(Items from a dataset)
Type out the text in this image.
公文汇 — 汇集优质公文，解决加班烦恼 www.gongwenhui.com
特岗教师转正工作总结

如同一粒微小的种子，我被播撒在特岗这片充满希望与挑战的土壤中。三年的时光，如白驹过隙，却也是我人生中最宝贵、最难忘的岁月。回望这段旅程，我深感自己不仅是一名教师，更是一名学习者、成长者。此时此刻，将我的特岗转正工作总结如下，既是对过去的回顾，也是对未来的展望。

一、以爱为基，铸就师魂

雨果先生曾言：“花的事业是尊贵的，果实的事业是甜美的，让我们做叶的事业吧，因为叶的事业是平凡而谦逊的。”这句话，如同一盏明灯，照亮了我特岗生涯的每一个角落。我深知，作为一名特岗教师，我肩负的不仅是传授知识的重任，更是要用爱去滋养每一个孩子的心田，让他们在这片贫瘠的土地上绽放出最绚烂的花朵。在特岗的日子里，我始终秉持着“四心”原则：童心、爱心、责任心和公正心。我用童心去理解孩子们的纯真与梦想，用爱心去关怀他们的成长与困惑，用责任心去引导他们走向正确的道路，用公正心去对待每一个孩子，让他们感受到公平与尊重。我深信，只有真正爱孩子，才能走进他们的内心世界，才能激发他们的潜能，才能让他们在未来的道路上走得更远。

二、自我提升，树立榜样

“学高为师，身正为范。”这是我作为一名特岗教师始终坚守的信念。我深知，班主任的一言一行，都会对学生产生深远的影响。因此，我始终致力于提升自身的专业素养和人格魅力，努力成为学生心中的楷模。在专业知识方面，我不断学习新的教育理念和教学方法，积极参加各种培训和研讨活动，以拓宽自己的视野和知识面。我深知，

◆ Goal
From the first line to the last, please quote the material above exactly.

◆ Exercise answer
Type out the text in this image.
公文汇 — 汇集优质公文，解决加班烦恼 www.gongwenhui.com
特岗教师转正工作总结

如同一粒微小的种子，我被播撒在特岗这片充满希望与挑战的土壤中。三年的时光，如白驹过隙，却也是我人生中最宝贵、最难忘的岁月。回望这段旅程，我深感自己不仅是一名教师，更是一名学习者、成长者。此时此刻，将我的特岗转正工作总结如下，既是对过去的回顾，也是对未来的展望。

一、以爱为基，铸就师魂

雨果先生曾言：“花的事业是尊贵的，果实的事业是甜美的，让我们做叶的事业吧，因为叶的事业是平凡而谦逊的。”这句话，如同一盏明灯，照亮了我特岗生涯的每一个角落。我深知，作为一名特岗教师，我肩负的不仅是传授知识的重任，更是要用爱去滋养每一个孩子的心田，让他们在这片贫瘠的土地上绽放出最绚烂的花朵。在特岗的日子里，我始终秉持着“四心”原则：童心、爱心、责任心和公正心。我用童心去理解孩子们的纯真与梦想，用爱心去关怀他们的成长与困惑，用责任心去引导他们走向正确的道路，用公正心去对待每一个孩子，让他们感受到公平与尊重。我深信，只有真正爱孩子，才能走进他们的内心世界，才能激发他们的潜能，才能让他们在未来的道路上走得更远。

二、自我提升，树立榜样

“学高为师，身正为范。”这是我作为一名特岗教师始终坚守的信念。我深知，班主任的一言一行，都会对学生产生深远的影响。因此，我始终致力于提升自身的专业素养和人格魅力，努力成为学生心中的楷模。在专业知识方面，我不断学习新的教育理念和教学方法，积极参加各种培训和研讨活动，以拓宽自己的视野和知识面。我深知，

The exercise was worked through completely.